WHAT YOU NEED TO DO: Check every line of the entries that follow, and copy the ones containing "predict".

RECORD EXTRACTS:
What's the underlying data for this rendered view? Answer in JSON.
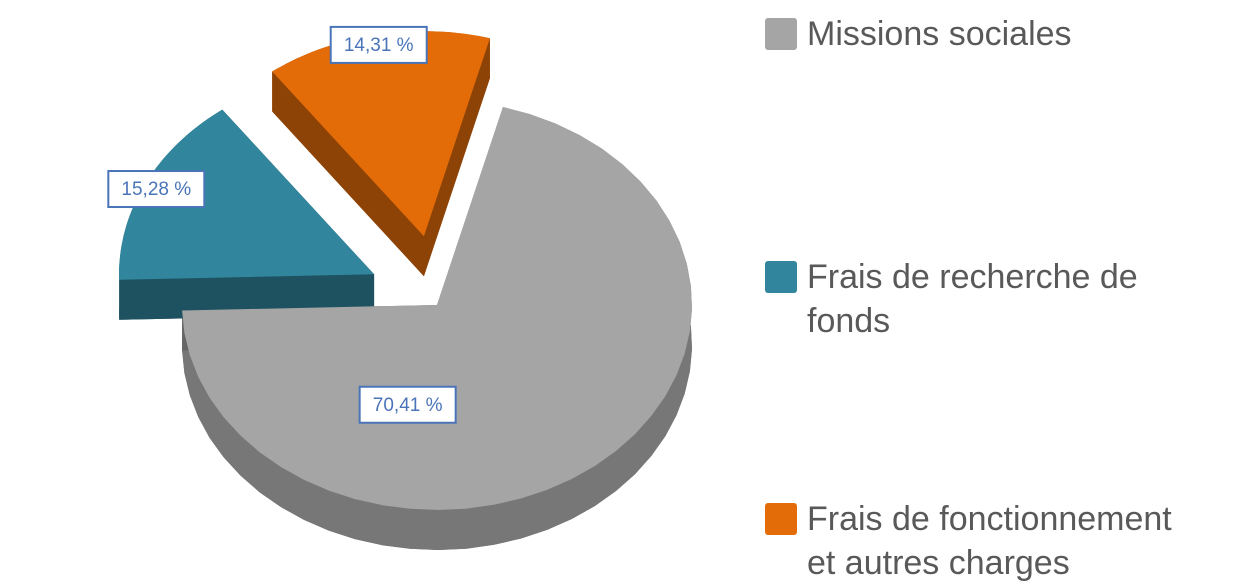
{
  "chart_data": {
    "type": "pie",
    "categories": [
      "Missions sociales",
      "Frais de recherche de fonds",
      "Frais de fonctionnement et autres charges"
    ],
    "values": [
      70.41,
      15.28,
      14.31
    ],
    "value_labels": [
      "70,41 %",
      "15,28 %",
      "14,31 %"
    ],
    "colors": [
      "#a5a5a5",
      "#31859c",
      "#e36c09"
    ],
    "legend": "right"
  }
}
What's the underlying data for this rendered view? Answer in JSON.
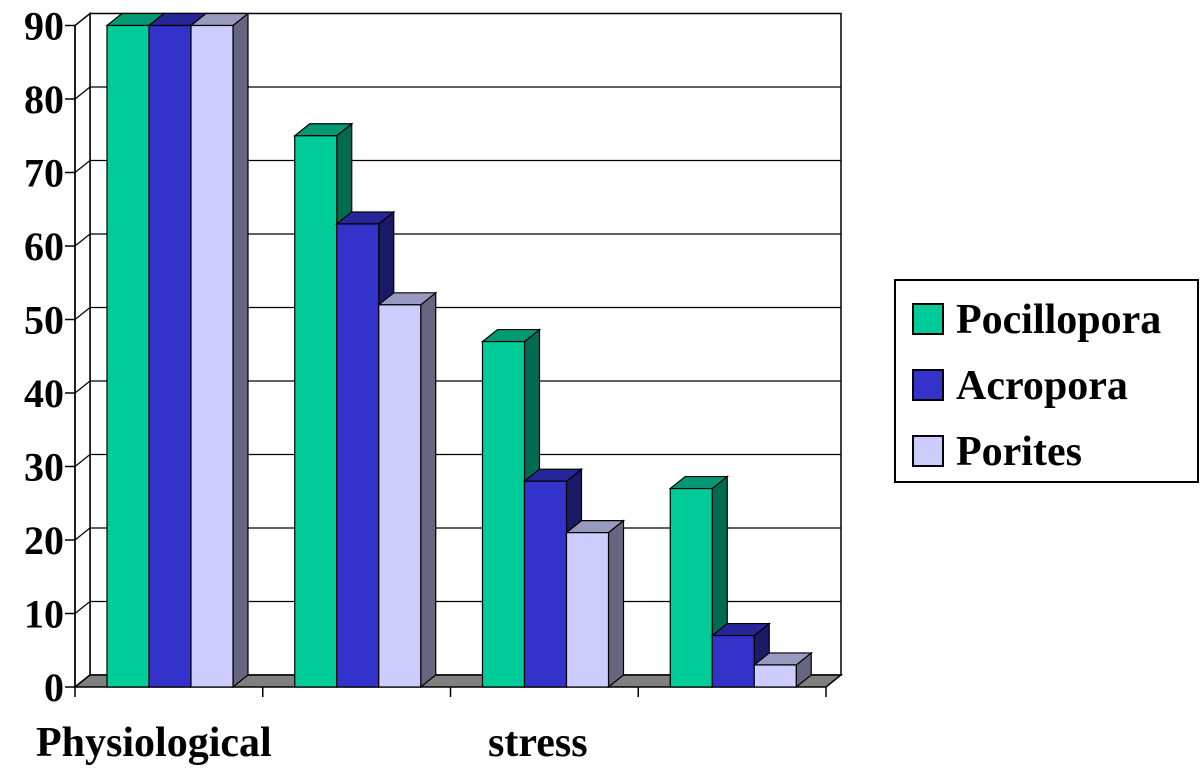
{
  "chart_data": {
    "type": "bar",
    "three_d": true,
    "categories": [
      "",
      "",
      "",
      ""
    ],
    "series": [
      {
        "name": "Pocillopora",
        "values": [
          90,
          75,
          47,
          27
        ],
        "color": "#00CC99",
        "side_color": "#006B50",
        "top_color": "#009973"
      },
      {
        "name": "Acropora",
        "values": [
          90,
          63,
          28,
          7
        ],
        "color": "#3333CC",
        "side_color": "#1A1A66",
        "top_color": "#262699"
      },
      {
        "name": "Porites",
        "values": [
          90,
          52,
          21,
          3
        ],
        "color": "#CCCCFF",
        "side_color": "#666680",
        "top_color": "#9999BF"
      }
    ],
    "ylim": [
      0,
      90
    ],
    "yticks": [
      "0",
      "10",
      "20",
      "30",
      "40",
      "50",
      "60",
      "70",
      "80",
      "90"
    ],
    "xlabel_parts": [
      "Physiological",
      "stress"
    ],
    "ylabel": "",
    "title": "",
    "grid": true,
    "legend_position": "right",
    "floor_color": "#808080"
  }
}
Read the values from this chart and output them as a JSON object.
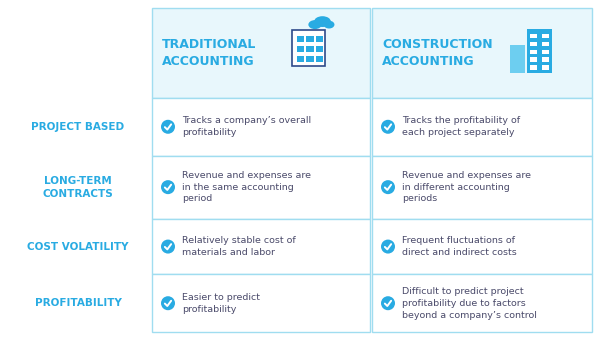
{
  "bg_color": "#ffffff",
  "border_color": "#a0ddf0",
  "header_fill": "#e8f7fc",
  "row_label_color": "#29abe2",
  "header_color": "#29abe2",
  "text_color": "#4a4a6a",
  "check_color": "#29abe2",
  "col1_header": "TRADITIONAL\nACCOUNTING",
  "col2_header": "CONSTRUCTION\nACCOUNTING",
  "row_labels": [
    "PROJECT BASED",
    "LONG-TERM\nCONTRACTS",
    "COST VOLATILITY",
    "PROFITABILITY"
  ],
  "col1_texts": [
    "Tracks a company’s overall\nprofitability",
    "Revenue and expenses are\nin the same accounting\nperiod",
    "Relatively stable cost of\nmaterials and labor",
    "Easier to predict\nprofitability"
  ],
  "col2_texts": [
    "Tracks the profitability of\neach project separately",
    "Revenue and expenses are\nin different accounting\nperiods",
    "Frequent fluctuations of\ndirect and indirect costs",
    "Difficult to predict project\nprofitability due to factors\nbeyond a company’s control"
  ],
  "figw": 6.0,
  "figh": 3.4,
  "dpi": 100
}
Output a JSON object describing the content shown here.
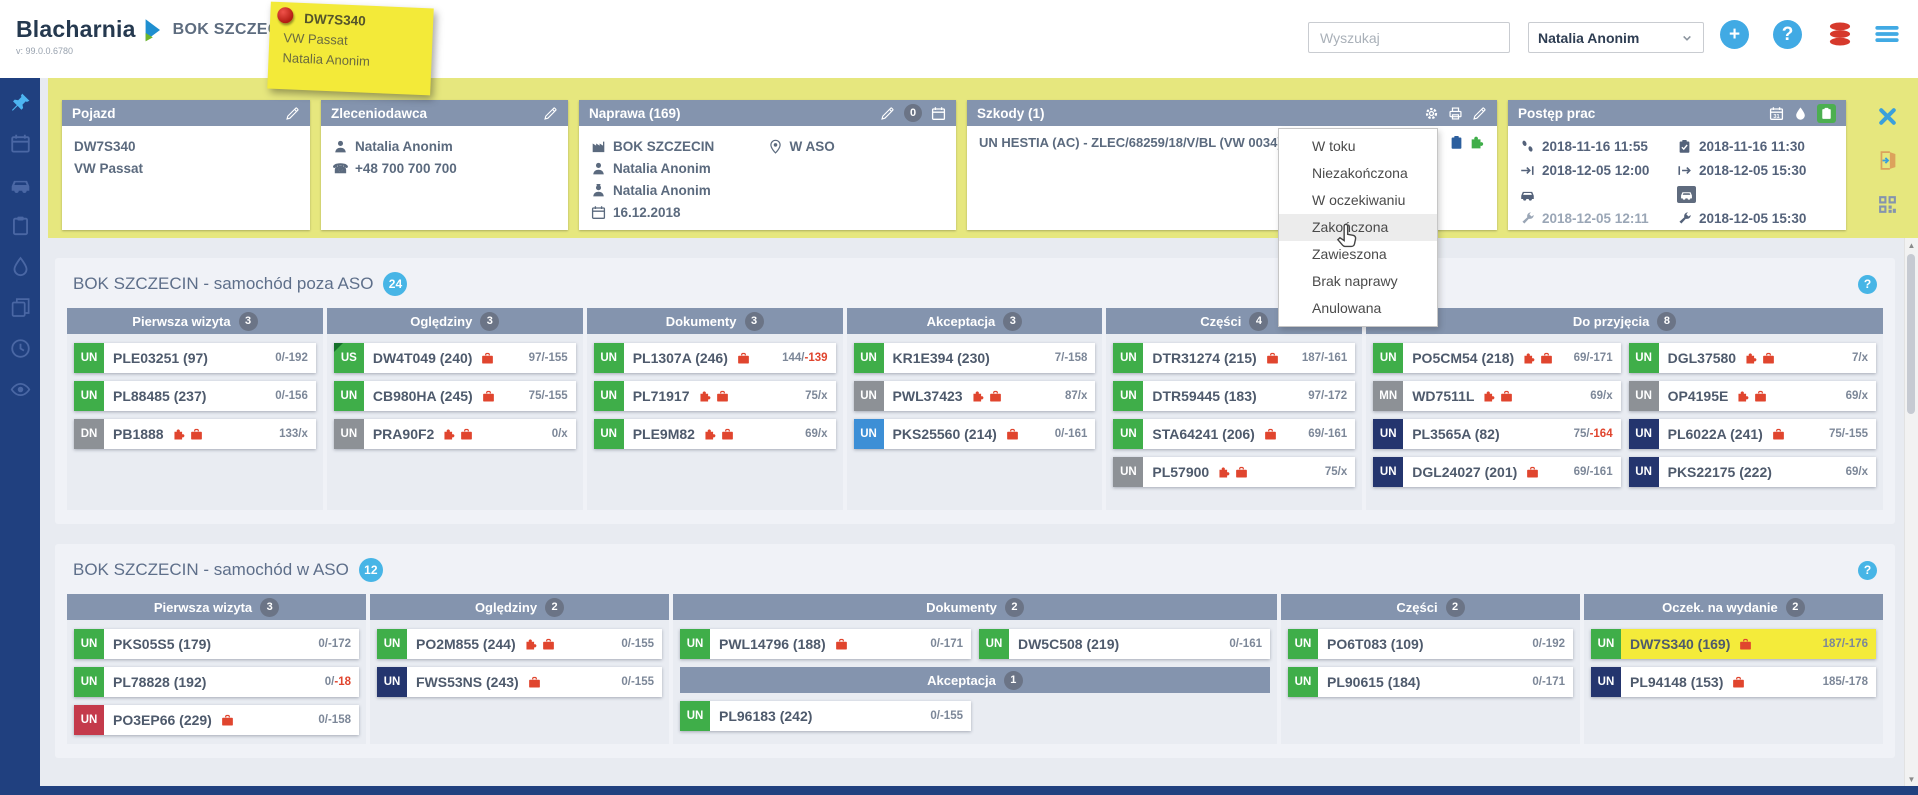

TASK RESULT:
    "Easier to predict\nprofitability"
    "Difficult to predict project\nprofitability due to factors\nbeyond a company’s control"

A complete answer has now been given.